## STATED TASK
State how many lines of the material contain the string "subtitle". Give only the number.

Layout annotation data:
┄┄┄┄┄┄┄┄┄┄

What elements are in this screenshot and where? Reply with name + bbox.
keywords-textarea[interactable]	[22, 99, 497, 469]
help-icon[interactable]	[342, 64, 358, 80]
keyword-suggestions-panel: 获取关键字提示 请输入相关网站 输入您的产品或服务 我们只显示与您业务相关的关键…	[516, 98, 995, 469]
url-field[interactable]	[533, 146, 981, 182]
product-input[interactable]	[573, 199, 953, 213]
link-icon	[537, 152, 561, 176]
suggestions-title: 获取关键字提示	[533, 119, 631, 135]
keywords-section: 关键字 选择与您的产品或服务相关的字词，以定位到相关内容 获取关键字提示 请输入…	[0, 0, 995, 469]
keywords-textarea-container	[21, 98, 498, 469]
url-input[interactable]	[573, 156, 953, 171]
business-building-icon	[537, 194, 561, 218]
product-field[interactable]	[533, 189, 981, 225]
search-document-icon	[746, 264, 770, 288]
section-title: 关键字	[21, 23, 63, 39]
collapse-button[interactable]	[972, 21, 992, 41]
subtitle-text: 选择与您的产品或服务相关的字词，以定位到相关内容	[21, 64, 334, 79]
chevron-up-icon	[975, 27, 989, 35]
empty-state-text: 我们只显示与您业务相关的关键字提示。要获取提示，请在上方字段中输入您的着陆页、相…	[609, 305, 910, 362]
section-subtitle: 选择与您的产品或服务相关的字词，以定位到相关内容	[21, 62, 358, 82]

┄┄┄┄┄┄┄┄┄┄

## EXERCISE RESULT
2